- _Data supplied_
Begin
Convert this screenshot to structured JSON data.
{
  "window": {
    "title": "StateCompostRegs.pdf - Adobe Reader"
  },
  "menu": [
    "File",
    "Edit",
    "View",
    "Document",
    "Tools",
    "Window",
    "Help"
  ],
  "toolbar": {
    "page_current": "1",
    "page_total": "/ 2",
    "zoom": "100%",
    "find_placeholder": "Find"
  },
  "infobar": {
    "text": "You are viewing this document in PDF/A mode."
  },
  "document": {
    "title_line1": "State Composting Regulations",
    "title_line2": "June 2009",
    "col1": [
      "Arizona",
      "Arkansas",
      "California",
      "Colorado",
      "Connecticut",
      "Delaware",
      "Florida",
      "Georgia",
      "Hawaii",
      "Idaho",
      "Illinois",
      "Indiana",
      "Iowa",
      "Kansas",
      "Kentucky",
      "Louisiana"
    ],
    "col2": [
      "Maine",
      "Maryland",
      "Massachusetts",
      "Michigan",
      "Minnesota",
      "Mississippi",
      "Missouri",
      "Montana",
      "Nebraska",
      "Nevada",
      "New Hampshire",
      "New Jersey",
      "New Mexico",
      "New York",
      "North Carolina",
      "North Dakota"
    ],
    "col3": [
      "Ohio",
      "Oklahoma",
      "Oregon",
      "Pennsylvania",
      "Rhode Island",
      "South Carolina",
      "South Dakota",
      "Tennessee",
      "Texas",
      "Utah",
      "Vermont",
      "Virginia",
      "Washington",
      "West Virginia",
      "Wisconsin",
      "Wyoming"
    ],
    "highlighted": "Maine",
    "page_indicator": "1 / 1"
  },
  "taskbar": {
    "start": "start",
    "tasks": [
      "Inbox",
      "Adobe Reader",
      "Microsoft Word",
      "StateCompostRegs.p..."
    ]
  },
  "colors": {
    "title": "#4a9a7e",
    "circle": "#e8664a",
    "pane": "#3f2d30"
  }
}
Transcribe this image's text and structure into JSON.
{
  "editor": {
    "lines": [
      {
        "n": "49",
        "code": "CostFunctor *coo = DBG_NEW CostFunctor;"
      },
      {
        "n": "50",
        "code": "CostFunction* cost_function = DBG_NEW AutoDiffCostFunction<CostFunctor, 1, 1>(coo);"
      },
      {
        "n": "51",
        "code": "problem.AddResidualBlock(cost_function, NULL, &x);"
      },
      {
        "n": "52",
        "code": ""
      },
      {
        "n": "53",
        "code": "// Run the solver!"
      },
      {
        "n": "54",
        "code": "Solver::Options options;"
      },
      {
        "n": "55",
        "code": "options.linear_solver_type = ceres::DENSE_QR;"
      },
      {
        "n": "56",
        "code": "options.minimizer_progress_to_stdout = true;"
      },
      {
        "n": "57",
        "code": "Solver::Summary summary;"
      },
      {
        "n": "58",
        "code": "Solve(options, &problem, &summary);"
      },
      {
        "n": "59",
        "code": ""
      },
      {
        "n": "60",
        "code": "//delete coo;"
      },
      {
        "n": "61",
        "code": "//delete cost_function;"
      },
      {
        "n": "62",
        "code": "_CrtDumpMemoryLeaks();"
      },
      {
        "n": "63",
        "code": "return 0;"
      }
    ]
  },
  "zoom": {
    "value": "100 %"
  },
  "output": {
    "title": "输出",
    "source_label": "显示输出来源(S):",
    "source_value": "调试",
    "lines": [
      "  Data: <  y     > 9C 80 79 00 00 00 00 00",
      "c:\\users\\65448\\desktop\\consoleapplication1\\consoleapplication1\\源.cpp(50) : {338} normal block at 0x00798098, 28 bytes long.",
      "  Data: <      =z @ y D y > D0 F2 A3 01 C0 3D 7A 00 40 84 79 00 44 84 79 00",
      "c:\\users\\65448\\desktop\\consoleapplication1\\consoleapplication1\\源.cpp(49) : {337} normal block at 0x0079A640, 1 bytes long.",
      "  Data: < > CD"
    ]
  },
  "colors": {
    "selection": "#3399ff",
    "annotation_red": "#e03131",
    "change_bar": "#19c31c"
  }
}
End
- _Problem requirements_
Of the lines in the entries above, how many include "delete"? Only the number should be given.

- _The result_
2